◆ Directions
Please carry on the passage below on Foley's critique of humanitarian intervention, picking up after its last sentence.

Start of Page text

Foley does not shy away from discussing the problematic effects of contemporary humanitarian interventions, discussing recent interventions in Kosovo, Iraq and Afghanistan. In the case of the Kosovo intervention Foley argues against the orthodoxy that in Kosovo the Albanian population were being subjected to a campaign of ‘genocide’; rather, as Foley points out, in Kosovo there was a political problem about territory and sovereignty (p90). The NATO intervention simply turned a counter-insurgency campaign that the Serbian government was waging against the paramilitary organisation the KLA into a full scale disaster. He does not spare his fellow aid workers either, arguing that UNMIK was, in short, a disaster with little overall planning or control, incapable even of ensuring that the province’s electricity supply was restored (p88) whilst the staff were a mixed bag ranging from seconded civil servants to people who had simply turned up to Kosovo on speculation (p87).

Foley also discusses what can really only be described as the obscenity of bombing Afghanistan, an utterly impoverished state. This was a state already so devastated by the previous decades of superpower-sponsored war that by the second day of bombing by the world’s most powerful states, US pilots were returning to their bases having failed to drop their bombs as there was simply nothing left to bomb (p95). He describes also the bizarre spectacle in East Timor under the UN ‘peacekeeping force’ UNTAET, in which the budget for bottled water for UN staff was about half of the total budget for the new Timorese government (p142).

End of Page text
Start of Recorded data

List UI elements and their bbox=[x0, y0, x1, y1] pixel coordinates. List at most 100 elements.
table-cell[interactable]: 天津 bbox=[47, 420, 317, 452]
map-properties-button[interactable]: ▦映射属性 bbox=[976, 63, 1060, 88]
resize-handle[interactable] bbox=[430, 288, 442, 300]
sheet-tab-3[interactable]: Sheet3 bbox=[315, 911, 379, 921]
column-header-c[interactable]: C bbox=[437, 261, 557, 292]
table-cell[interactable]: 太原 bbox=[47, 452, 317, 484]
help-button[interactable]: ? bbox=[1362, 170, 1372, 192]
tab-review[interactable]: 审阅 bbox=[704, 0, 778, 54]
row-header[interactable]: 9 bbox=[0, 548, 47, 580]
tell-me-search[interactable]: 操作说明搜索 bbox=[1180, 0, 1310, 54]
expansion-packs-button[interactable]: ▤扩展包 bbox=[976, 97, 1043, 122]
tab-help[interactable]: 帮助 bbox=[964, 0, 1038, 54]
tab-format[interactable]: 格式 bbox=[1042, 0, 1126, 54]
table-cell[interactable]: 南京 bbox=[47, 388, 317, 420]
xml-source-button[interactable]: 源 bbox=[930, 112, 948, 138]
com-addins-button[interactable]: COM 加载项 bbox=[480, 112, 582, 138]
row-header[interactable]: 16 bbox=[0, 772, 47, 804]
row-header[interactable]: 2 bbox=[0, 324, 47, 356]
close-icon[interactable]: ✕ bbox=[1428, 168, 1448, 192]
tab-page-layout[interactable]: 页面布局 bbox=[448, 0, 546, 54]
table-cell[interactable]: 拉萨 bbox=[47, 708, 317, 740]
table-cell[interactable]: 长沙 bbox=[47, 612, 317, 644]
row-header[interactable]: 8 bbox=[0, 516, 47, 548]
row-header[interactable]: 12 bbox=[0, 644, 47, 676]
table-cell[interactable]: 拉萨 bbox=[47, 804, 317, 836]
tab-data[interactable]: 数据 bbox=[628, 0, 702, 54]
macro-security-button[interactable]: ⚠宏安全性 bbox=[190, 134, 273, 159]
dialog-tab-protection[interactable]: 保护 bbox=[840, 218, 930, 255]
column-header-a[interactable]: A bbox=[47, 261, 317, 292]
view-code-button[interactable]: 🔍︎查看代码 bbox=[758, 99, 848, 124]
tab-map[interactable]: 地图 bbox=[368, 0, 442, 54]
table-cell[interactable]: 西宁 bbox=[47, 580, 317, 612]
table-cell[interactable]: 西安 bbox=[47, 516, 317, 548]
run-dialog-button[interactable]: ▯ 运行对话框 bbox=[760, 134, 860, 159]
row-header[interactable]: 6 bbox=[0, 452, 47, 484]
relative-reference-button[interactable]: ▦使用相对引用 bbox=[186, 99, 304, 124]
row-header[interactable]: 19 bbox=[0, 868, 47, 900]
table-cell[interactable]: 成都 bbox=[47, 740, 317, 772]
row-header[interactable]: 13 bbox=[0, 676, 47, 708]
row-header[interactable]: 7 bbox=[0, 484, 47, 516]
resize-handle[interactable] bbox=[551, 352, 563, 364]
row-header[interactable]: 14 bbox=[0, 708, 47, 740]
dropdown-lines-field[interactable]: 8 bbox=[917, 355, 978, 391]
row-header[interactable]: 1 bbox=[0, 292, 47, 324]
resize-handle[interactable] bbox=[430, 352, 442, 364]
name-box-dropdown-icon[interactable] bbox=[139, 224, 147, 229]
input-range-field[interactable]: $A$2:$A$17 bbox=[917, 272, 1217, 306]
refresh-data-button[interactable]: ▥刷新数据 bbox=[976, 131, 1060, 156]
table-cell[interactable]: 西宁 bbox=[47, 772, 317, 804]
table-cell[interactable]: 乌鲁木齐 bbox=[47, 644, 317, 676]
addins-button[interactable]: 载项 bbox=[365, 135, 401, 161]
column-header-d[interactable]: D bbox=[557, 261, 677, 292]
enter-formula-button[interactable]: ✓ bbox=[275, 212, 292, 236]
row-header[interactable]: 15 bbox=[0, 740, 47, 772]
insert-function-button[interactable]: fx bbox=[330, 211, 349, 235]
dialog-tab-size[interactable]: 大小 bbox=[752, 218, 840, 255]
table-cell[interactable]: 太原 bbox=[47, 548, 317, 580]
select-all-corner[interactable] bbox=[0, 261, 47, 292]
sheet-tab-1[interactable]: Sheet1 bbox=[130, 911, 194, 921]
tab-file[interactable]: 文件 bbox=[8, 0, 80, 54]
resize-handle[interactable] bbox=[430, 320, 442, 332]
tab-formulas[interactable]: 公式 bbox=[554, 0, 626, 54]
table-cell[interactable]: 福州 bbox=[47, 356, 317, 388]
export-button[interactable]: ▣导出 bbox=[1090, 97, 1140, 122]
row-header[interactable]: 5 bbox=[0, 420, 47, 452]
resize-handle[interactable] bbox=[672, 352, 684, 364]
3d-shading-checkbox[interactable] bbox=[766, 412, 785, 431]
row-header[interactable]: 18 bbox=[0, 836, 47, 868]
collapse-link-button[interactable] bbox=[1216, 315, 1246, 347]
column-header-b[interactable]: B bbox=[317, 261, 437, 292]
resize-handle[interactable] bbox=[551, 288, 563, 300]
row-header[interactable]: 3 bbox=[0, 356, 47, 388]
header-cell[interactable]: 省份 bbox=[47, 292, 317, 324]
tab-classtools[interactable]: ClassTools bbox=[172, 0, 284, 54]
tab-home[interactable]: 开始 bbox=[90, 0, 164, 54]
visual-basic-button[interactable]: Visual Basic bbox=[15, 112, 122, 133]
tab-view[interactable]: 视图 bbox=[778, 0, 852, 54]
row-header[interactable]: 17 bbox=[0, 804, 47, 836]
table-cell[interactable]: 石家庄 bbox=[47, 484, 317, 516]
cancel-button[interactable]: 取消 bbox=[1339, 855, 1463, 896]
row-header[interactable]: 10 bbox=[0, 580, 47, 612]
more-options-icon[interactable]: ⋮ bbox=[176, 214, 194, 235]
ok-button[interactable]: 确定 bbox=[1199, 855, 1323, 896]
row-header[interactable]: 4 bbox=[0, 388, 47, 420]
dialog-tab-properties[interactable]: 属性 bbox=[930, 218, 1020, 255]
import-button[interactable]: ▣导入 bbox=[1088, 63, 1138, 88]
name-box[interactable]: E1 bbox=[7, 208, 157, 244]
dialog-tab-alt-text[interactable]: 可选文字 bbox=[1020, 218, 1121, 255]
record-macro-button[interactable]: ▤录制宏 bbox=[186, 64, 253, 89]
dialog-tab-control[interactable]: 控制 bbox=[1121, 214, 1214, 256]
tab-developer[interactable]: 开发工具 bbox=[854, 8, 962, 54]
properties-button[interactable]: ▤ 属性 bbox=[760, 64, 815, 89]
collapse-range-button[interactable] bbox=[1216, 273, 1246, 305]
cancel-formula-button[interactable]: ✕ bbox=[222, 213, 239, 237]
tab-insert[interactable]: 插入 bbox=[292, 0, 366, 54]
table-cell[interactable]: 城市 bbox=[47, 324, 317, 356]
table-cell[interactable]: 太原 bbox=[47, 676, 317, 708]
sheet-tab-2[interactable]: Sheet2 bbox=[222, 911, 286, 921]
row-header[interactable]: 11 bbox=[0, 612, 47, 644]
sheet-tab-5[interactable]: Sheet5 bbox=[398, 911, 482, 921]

End of Recorded data

◆ The answer
As well as detailed critiques, Foley also has some interesting broader political quarrels with contemporary interventions. He points out that any kind of intervention tends to internationalise a conflict, so for example even straightforward aid can distort totally a local economy for the worse. Furthermore, as Foley argues, there is a fundamental contradiction between intervention and any notion of self-determination. Foley also draws attention to the strange spectacle of humanitarian organisations lecturing the citizens of poorer countries upon social and economic rights that not only could simply not be implemented due to the material circumstance of the state but that go far beyond what actually occurs in even the most liberal and wealthy societies. He gives as an example a UNICEF lawyer lecturing social workers in Kosovo on the Convention on the Rights of the Child (p43). Foley also argues that actually the impact of aid is often far less than we might like to think (p132-133) and that ultimately political solutions are the best ones.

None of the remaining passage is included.